WHAT THE TASK REQUIRES: Gather all lines in the data that hold the string "регистрации".

(Extracted data entries)
▽
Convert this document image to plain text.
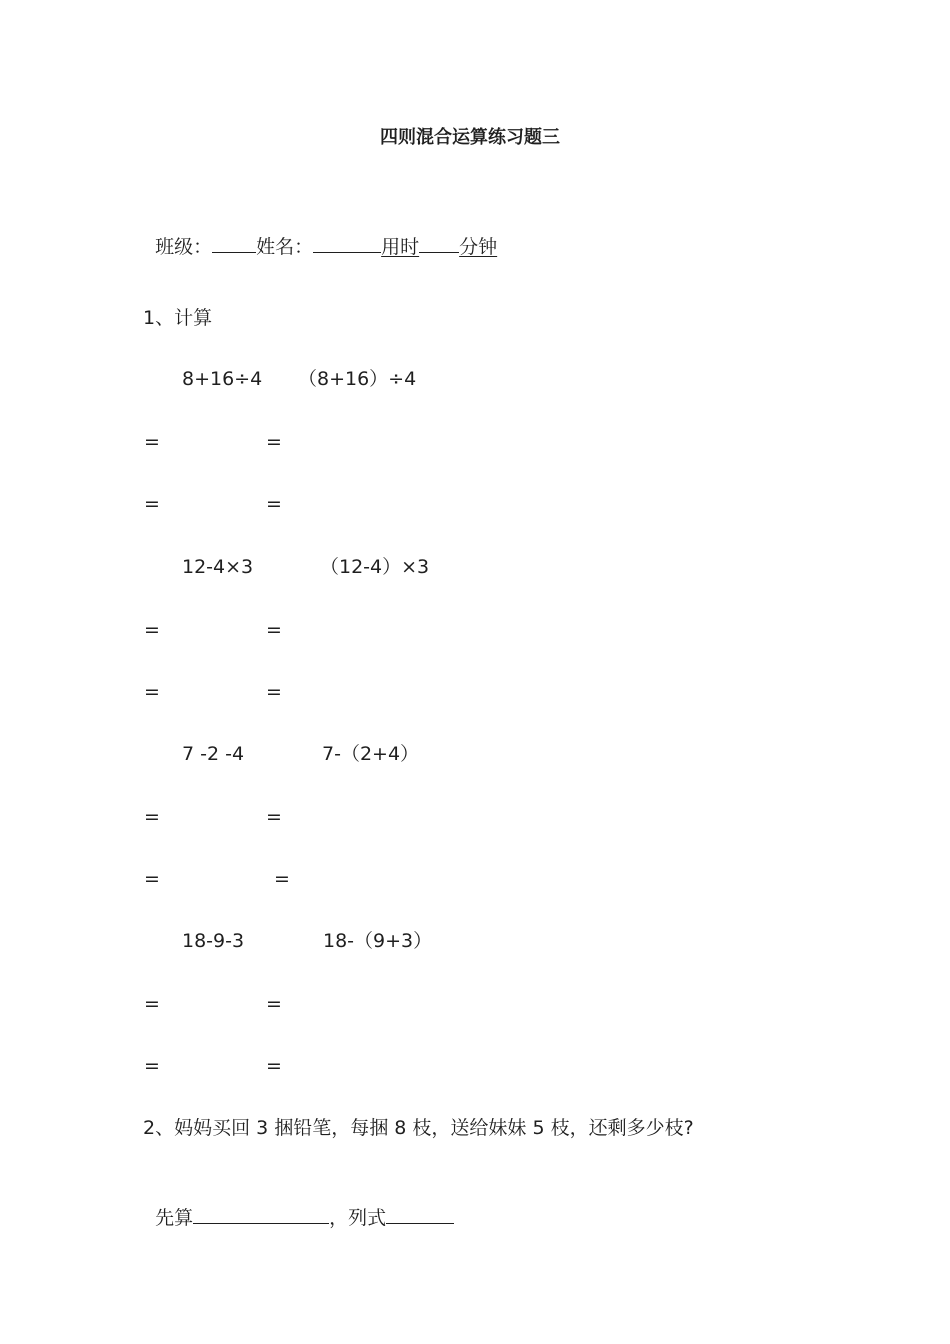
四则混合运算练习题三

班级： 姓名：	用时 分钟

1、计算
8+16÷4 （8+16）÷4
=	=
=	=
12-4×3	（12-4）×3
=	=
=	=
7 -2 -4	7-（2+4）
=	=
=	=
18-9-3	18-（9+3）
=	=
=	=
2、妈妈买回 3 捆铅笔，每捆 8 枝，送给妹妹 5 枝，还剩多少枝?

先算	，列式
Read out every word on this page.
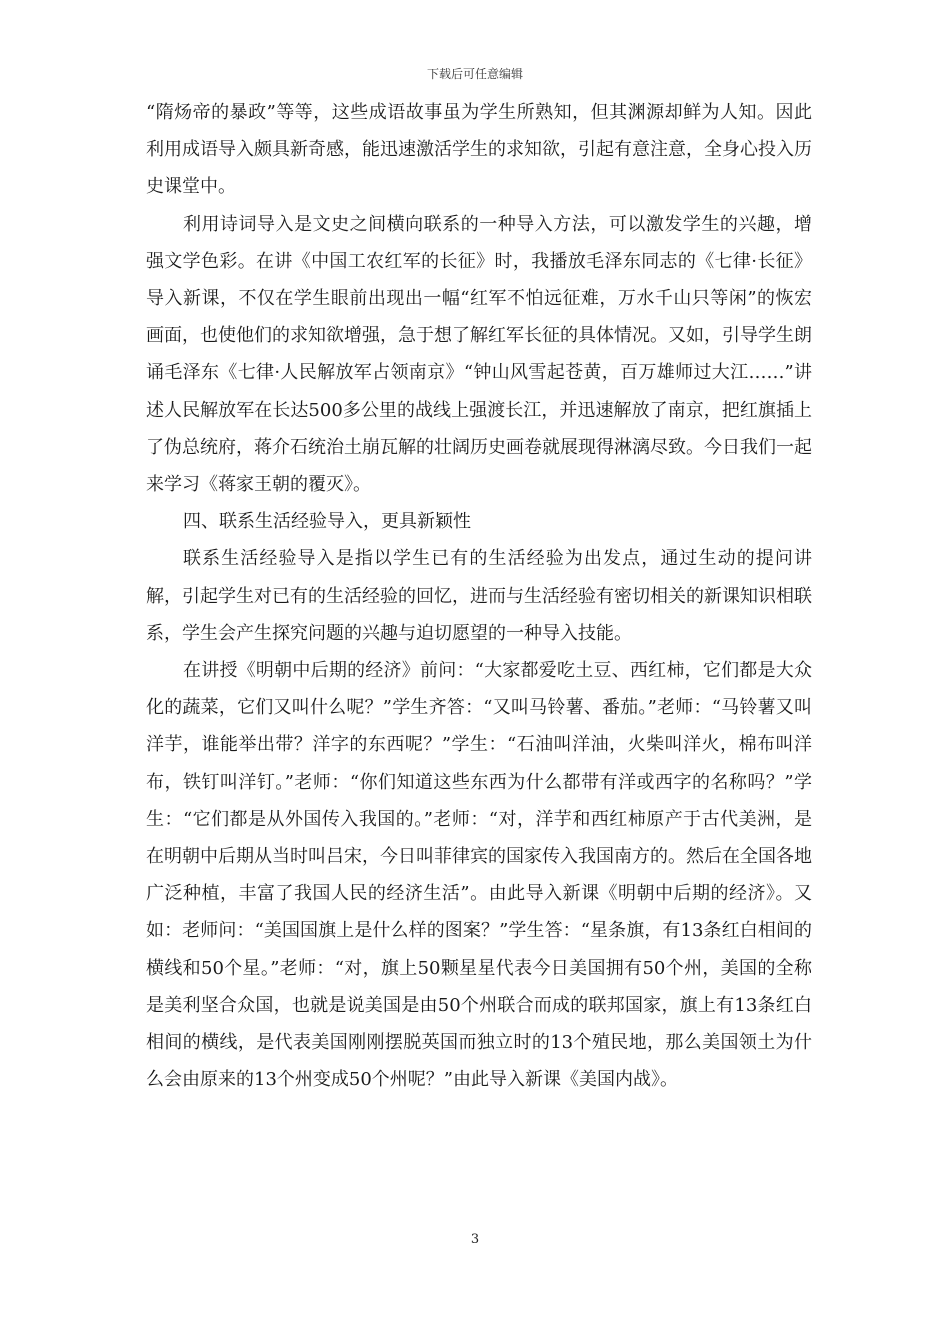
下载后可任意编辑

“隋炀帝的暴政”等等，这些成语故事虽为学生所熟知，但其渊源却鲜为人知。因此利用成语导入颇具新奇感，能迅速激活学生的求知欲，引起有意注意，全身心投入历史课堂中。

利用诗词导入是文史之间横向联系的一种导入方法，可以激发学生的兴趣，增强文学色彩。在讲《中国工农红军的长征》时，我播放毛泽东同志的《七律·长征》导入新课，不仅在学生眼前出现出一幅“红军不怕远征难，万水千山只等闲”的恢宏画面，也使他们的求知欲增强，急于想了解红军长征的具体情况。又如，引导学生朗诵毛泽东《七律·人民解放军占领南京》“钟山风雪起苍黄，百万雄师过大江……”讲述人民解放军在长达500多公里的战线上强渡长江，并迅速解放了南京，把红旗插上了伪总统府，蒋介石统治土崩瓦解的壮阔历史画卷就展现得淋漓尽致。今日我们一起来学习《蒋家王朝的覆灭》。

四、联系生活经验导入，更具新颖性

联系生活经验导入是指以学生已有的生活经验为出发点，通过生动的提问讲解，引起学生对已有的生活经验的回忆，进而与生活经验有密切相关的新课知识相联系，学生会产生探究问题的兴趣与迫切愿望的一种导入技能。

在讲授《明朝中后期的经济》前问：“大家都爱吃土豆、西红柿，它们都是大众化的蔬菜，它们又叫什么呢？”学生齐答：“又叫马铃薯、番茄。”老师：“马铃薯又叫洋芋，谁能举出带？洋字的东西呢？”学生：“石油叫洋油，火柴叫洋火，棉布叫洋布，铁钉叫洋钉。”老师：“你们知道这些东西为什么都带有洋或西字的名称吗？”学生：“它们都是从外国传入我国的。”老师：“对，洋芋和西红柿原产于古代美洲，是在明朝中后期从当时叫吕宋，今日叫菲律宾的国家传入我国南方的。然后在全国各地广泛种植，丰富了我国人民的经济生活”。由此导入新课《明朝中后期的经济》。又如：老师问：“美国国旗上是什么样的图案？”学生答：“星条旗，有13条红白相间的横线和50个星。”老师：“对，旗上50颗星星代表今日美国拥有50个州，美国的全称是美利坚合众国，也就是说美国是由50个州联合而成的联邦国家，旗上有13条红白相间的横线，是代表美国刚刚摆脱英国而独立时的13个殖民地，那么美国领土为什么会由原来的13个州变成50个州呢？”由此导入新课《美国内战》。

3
△
▽
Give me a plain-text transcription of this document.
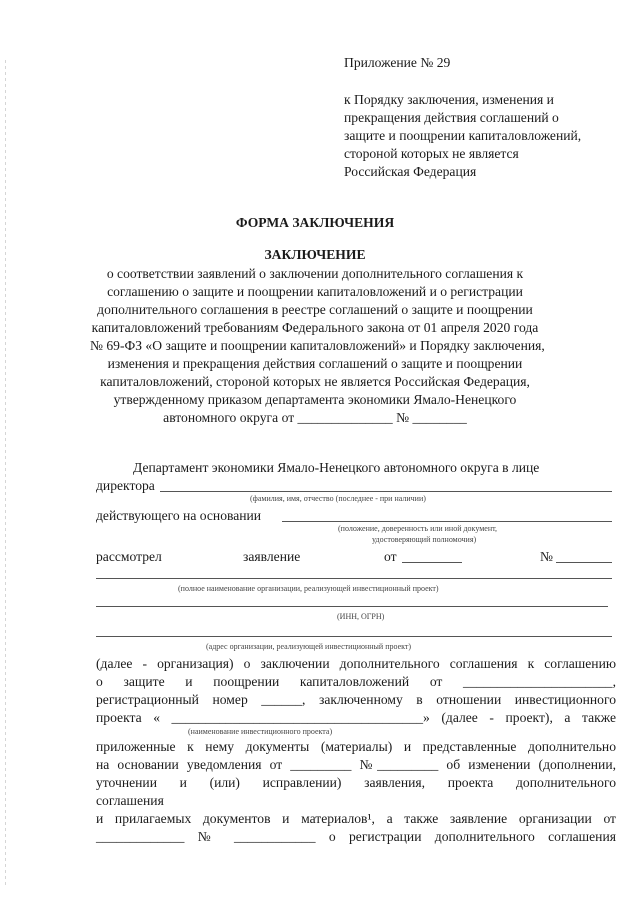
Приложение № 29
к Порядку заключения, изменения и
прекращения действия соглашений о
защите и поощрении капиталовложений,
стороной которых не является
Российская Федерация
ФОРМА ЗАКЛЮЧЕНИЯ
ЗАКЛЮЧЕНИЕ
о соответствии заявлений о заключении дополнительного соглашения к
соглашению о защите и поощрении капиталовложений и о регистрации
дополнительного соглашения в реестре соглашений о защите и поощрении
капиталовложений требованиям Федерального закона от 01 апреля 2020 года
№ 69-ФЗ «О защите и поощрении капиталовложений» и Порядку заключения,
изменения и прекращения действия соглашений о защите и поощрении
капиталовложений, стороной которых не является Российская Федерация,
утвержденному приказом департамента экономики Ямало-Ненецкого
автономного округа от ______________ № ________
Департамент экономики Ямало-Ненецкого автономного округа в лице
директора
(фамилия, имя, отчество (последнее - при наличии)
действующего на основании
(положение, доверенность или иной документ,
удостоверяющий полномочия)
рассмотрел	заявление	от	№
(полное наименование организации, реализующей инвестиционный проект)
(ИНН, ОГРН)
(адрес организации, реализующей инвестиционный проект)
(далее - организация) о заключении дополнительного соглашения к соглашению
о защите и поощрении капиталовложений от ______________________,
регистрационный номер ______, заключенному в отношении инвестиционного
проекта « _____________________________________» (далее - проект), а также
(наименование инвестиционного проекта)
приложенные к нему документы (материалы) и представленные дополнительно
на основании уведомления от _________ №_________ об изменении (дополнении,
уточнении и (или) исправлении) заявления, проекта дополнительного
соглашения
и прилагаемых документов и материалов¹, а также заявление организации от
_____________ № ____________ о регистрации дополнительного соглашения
△
▽
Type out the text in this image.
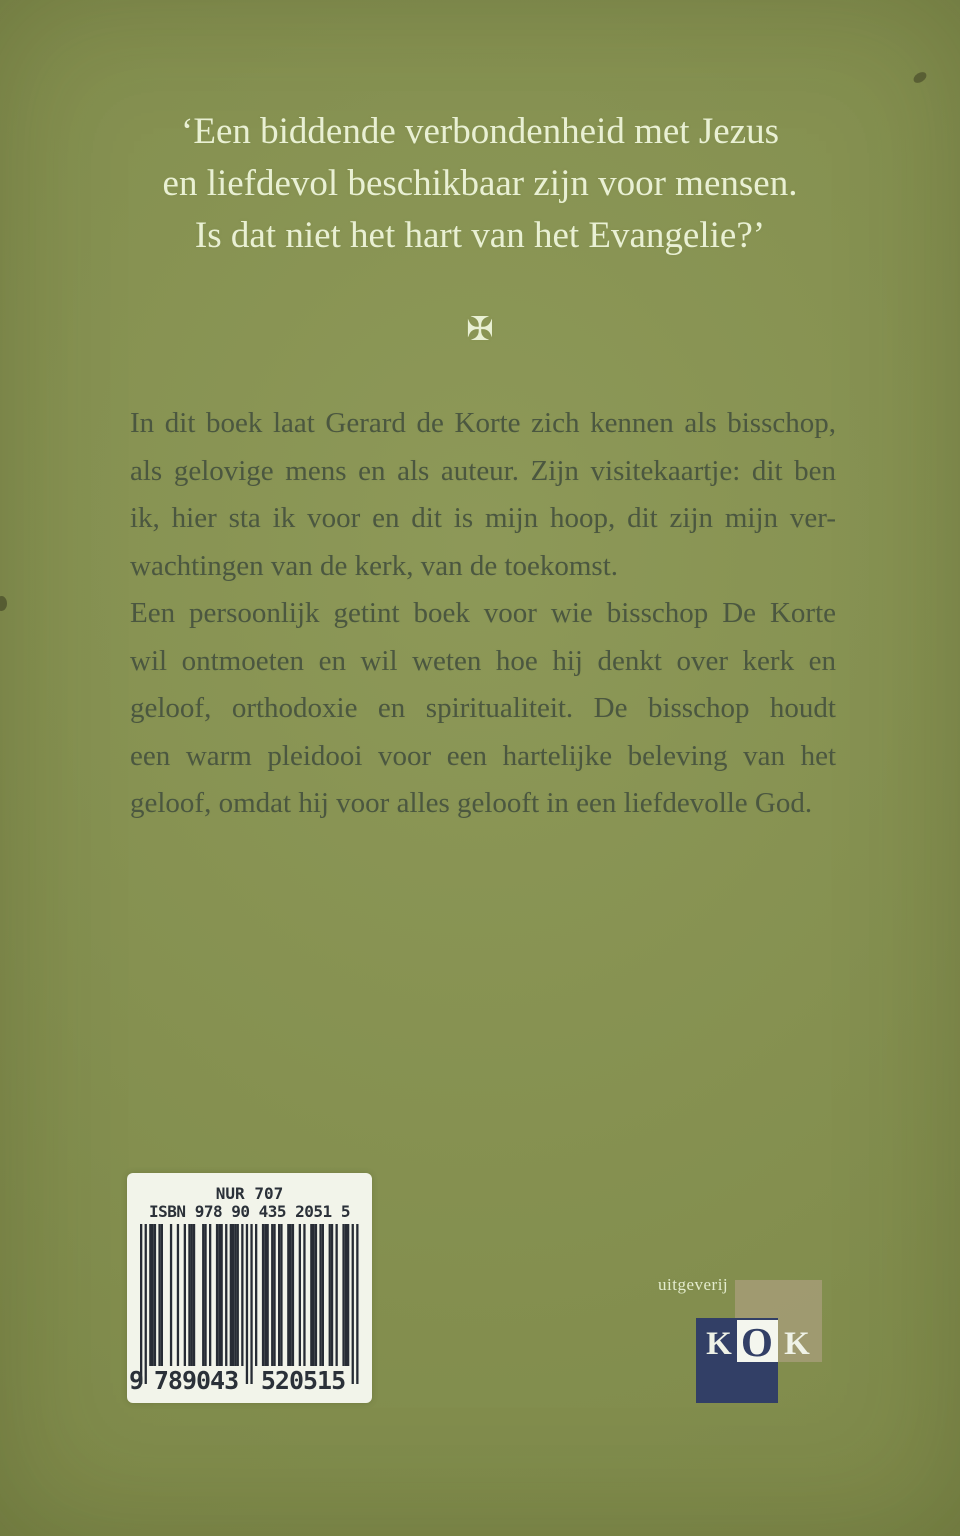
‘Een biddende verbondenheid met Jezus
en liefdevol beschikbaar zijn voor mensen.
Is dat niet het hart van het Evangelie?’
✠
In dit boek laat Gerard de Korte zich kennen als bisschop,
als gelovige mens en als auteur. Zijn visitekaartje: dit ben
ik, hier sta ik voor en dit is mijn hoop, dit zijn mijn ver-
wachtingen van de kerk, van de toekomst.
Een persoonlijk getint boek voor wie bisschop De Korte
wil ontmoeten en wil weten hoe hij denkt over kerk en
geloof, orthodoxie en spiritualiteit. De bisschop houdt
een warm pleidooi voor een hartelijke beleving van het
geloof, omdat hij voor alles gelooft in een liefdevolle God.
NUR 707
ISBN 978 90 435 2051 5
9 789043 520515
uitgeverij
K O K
△
RESPONSE FOR THIS EXERCISE:
соглашению о защите и поощрении капиталовложений и о регистрации
_____________ № ____________ о регистрации дополнительного соглашения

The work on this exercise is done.